Please report every line from the material that contains the word "agents".

Collection entries:
+===+
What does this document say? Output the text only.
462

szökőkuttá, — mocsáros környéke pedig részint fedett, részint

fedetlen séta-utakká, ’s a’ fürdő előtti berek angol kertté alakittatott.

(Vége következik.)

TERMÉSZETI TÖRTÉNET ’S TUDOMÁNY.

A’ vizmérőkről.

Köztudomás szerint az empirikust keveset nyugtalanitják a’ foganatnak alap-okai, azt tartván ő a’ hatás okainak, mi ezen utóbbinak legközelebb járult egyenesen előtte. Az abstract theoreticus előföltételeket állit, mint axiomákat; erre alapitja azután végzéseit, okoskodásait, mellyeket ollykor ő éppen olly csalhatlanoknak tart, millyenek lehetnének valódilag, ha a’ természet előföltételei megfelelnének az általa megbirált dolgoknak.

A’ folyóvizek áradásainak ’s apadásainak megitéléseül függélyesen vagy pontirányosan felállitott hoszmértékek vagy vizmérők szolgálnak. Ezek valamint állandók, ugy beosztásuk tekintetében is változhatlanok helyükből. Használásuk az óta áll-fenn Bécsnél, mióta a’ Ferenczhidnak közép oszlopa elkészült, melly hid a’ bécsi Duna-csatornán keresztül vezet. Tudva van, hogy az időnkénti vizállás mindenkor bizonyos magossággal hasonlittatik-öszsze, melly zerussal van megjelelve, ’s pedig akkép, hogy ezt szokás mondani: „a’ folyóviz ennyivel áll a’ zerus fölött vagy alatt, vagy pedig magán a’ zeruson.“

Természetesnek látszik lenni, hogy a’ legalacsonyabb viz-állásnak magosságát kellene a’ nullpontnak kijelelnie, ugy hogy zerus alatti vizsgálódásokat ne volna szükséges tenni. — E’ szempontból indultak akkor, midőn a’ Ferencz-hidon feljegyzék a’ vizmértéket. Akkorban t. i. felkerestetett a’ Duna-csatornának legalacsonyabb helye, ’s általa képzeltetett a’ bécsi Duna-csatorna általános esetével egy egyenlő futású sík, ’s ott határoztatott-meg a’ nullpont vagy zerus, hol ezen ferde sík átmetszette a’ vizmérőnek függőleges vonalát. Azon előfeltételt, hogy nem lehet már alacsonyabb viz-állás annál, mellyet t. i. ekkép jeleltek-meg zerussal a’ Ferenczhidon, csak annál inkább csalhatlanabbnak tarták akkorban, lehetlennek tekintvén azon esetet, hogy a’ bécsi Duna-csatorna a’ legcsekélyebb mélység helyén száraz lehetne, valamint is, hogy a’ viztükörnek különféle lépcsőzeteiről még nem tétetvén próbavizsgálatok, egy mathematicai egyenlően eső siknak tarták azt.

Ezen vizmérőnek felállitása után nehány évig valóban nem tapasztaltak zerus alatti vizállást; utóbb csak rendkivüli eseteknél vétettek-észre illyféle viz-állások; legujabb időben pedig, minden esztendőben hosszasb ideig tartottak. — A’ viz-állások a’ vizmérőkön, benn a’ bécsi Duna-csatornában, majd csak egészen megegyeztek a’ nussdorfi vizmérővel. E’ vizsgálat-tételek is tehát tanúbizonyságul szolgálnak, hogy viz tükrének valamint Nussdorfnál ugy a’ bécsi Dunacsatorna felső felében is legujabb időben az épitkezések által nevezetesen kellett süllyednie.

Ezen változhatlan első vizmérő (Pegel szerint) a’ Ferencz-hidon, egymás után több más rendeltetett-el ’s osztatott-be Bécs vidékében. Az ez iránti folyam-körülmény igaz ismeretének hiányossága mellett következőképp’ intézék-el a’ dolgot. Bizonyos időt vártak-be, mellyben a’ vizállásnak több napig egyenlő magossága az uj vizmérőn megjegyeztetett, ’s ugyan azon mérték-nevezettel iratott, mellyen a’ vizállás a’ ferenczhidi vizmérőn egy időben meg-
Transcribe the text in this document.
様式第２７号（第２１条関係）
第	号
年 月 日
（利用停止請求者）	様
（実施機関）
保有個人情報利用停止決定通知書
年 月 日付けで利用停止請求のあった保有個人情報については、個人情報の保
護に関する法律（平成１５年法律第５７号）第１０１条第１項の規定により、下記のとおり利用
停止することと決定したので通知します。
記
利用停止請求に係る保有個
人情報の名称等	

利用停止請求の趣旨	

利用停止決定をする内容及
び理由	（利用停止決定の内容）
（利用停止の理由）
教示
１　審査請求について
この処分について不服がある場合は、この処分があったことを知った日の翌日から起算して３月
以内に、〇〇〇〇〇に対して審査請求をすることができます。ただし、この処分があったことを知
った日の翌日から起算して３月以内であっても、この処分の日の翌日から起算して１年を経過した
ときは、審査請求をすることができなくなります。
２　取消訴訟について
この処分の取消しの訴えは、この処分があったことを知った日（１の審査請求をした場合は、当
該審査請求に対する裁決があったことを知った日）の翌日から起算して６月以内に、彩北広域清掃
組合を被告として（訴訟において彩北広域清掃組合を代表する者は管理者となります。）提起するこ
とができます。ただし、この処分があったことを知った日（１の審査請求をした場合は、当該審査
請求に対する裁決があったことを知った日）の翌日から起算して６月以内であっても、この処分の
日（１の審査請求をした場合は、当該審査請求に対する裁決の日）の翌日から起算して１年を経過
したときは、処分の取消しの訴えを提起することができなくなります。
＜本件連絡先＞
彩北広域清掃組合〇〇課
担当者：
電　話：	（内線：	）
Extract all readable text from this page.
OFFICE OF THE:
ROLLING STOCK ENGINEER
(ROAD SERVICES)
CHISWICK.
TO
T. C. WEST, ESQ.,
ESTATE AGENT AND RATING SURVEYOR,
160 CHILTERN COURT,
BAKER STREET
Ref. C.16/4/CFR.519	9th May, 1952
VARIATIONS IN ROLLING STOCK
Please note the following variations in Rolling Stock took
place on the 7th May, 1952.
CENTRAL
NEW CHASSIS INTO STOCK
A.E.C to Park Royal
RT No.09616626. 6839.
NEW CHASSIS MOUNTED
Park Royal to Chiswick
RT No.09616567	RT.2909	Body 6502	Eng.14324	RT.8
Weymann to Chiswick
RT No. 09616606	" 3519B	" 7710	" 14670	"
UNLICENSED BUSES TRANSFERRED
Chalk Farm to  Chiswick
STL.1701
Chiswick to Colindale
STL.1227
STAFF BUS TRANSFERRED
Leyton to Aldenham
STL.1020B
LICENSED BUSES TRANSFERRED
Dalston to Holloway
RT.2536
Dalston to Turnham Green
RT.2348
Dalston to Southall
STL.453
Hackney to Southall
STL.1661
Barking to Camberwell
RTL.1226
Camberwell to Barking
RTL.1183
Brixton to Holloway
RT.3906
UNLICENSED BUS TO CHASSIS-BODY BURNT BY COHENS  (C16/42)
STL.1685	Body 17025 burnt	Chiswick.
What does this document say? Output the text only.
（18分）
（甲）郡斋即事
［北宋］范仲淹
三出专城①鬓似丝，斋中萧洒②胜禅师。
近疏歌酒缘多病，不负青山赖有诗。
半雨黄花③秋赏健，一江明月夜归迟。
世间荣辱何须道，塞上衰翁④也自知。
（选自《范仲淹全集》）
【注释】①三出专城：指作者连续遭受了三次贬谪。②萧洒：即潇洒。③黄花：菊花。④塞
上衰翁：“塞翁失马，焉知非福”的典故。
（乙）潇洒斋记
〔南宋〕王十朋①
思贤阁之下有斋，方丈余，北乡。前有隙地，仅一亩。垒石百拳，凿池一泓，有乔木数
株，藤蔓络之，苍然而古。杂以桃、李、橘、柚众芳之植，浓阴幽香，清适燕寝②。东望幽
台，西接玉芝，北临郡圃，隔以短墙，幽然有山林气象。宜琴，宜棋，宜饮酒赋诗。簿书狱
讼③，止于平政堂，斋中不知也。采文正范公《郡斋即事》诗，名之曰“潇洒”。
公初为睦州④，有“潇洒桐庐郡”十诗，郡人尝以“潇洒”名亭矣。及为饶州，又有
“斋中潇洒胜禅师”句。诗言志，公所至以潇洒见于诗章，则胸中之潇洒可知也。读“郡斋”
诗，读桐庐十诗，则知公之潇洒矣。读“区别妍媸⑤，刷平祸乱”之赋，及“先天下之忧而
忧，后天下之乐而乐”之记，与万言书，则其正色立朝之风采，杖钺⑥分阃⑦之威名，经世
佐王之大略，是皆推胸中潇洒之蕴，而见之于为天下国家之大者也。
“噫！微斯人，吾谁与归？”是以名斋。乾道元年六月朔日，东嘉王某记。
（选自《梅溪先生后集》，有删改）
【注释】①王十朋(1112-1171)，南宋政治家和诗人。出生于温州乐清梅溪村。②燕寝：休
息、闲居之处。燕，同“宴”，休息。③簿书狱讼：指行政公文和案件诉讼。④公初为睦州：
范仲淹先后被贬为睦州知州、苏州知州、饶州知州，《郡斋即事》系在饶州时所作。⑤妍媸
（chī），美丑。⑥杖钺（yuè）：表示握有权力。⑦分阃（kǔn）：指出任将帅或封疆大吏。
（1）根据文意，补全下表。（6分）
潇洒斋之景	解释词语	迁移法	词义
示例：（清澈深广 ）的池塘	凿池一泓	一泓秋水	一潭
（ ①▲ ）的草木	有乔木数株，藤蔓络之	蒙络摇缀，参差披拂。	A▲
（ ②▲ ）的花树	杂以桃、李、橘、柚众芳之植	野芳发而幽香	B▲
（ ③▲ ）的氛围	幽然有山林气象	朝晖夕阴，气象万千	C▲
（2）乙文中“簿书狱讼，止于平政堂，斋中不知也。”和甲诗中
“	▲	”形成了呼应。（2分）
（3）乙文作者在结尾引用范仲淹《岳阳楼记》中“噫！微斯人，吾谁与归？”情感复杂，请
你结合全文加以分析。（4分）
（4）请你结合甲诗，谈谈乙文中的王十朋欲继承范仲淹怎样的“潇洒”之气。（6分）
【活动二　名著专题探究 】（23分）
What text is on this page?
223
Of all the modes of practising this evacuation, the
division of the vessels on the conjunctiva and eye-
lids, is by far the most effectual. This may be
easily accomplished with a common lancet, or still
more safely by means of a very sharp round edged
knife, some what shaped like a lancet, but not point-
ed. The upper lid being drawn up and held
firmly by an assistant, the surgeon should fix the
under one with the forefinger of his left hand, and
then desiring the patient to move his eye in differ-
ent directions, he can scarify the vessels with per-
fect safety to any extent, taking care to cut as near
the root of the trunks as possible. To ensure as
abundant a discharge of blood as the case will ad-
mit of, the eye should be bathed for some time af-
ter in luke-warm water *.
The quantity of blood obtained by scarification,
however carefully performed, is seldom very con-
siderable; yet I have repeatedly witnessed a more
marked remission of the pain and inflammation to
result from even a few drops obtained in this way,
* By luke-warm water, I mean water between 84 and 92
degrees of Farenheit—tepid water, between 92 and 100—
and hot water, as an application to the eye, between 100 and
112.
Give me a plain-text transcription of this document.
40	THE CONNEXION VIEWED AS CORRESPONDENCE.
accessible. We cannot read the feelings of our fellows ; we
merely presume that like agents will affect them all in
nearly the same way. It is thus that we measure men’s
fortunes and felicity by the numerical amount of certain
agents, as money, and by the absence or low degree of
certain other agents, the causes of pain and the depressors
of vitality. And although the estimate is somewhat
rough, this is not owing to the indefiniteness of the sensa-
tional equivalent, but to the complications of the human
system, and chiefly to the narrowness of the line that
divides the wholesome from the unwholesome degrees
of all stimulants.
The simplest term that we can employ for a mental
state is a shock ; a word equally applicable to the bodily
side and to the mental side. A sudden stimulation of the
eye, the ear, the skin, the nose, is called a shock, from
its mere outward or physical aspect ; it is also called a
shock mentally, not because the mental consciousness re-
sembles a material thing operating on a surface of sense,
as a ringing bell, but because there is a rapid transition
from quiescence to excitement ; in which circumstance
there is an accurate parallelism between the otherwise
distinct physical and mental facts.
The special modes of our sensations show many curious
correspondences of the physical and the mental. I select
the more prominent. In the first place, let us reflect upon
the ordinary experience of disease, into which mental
+===+
■ Result below:
merely presume that like agents will affect them all in
agents, as money, and by the absence or low degree of
certain other agents, the causes of pain and the depressors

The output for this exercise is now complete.